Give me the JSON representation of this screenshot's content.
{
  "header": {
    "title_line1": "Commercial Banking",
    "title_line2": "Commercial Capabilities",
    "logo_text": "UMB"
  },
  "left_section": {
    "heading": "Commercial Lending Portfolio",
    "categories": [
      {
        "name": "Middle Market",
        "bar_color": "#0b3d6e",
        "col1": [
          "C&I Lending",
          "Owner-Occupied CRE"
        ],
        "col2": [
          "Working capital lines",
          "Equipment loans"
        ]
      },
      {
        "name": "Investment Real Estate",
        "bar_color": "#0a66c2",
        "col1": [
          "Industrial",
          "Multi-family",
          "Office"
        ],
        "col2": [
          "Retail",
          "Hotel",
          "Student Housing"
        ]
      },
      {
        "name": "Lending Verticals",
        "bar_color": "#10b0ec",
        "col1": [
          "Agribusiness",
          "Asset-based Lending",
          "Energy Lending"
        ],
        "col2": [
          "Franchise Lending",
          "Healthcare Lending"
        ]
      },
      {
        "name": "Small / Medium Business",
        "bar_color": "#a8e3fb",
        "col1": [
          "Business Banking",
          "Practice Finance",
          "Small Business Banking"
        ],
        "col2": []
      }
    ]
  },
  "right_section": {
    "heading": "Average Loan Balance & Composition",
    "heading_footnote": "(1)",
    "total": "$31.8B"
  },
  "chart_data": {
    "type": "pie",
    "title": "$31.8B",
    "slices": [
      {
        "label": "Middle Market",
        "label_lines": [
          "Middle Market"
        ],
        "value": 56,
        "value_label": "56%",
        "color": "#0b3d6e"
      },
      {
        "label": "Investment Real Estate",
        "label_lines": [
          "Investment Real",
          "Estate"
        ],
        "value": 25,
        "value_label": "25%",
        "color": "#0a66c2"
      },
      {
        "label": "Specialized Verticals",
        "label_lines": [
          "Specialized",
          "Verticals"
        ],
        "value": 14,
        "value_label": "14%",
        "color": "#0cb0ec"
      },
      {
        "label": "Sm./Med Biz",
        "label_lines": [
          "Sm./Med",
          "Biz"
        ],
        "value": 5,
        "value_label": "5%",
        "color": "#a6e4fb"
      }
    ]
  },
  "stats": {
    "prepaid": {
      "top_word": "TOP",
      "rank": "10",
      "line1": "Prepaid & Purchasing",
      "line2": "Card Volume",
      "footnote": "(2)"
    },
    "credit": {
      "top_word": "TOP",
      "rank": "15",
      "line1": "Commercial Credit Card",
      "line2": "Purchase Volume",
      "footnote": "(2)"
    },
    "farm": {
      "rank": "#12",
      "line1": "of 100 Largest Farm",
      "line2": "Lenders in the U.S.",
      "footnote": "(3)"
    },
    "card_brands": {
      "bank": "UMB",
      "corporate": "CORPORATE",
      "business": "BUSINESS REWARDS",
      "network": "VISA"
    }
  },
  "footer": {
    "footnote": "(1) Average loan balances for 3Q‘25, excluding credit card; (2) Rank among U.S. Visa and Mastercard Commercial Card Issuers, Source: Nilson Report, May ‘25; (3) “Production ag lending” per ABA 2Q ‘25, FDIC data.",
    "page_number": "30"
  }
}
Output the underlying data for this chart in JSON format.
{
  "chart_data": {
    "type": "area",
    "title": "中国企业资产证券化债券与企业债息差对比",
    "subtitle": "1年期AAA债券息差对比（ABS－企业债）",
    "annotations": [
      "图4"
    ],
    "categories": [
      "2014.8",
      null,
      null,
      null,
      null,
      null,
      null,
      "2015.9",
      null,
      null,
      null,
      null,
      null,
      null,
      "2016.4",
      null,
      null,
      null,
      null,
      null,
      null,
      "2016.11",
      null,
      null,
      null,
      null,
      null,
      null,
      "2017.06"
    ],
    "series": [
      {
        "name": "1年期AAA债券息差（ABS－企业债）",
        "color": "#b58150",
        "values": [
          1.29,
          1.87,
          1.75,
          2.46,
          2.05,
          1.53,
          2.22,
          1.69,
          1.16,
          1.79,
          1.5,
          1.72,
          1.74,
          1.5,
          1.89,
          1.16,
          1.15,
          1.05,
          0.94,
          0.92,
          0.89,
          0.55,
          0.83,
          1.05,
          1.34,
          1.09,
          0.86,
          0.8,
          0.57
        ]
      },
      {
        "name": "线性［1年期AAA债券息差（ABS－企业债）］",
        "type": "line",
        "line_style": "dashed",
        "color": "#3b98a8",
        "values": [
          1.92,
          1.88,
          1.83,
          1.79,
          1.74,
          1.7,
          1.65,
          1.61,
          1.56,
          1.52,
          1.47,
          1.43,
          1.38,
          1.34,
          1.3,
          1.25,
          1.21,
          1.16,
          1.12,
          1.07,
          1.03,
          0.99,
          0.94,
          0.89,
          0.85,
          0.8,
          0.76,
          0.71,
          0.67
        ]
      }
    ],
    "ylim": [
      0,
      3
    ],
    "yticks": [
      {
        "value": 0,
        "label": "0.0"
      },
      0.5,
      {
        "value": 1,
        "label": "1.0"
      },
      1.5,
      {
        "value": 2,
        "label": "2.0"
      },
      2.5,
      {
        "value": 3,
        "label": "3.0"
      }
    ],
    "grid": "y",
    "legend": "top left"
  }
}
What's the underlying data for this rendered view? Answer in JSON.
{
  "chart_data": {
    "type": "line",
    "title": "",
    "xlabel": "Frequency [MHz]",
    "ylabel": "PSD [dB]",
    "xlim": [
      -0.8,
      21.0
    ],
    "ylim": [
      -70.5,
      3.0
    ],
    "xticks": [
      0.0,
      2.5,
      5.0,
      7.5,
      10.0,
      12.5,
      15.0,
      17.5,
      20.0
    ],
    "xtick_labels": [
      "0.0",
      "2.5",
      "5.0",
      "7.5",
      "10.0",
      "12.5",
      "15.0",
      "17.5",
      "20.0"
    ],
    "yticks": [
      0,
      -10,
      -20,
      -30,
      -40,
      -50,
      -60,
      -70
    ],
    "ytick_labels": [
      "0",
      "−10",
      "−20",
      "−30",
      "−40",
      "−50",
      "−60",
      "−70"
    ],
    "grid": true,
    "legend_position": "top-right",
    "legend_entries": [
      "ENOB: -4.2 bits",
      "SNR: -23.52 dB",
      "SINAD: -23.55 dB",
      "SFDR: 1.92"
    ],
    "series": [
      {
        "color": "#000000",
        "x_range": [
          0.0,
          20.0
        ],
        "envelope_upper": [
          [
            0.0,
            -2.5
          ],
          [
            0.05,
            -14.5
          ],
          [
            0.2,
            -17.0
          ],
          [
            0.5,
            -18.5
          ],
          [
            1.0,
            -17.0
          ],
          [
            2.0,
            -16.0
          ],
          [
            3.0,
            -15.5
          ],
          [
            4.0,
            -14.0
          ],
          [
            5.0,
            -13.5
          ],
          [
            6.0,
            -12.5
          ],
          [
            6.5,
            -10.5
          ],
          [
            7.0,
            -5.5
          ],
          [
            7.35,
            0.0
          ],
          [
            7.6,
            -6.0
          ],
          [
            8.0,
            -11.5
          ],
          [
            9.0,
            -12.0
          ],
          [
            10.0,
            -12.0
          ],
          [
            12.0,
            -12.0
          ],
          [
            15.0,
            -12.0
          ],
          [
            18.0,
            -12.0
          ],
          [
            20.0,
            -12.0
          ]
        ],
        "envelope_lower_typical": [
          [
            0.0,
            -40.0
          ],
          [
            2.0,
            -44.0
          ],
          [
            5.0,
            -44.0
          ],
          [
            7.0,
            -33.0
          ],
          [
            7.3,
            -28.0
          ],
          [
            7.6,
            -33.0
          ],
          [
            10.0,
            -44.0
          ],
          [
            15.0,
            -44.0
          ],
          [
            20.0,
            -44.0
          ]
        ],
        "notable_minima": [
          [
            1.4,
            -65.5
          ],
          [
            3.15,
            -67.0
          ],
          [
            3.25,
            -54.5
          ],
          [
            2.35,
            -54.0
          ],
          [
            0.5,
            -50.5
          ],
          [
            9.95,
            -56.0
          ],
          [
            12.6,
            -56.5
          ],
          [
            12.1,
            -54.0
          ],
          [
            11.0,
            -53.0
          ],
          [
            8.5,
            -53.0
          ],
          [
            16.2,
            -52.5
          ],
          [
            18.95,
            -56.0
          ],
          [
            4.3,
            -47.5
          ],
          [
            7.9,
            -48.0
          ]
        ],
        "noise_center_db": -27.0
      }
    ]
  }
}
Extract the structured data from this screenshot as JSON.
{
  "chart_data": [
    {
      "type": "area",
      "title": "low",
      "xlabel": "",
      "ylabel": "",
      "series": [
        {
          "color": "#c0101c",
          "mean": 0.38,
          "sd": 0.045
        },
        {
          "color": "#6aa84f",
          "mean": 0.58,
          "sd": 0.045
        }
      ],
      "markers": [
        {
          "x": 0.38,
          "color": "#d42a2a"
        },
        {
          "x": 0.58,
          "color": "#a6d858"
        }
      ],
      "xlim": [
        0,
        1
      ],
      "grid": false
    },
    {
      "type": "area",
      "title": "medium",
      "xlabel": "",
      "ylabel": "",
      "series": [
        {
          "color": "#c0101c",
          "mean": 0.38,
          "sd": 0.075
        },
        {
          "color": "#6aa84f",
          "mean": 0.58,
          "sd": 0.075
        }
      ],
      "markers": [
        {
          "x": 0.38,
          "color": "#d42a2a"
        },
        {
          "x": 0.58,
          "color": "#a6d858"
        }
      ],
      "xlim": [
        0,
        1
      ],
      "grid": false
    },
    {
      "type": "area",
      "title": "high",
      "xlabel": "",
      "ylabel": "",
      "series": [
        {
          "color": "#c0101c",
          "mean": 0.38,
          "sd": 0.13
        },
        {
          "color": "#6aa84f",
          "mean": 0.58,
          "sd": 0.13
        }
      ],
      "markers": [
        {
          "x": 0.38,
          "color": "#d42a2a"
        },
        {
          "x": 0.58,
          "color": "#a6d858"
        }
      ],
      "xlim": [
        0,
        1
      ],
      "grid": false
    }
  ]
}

--- --- ---

### Objective
Copy all lines of the material above where the string "Middle" occurs.

### Solution to the exercise
        "name": "Middle Market",
        "label": "Middle Market",
          "Middle Market"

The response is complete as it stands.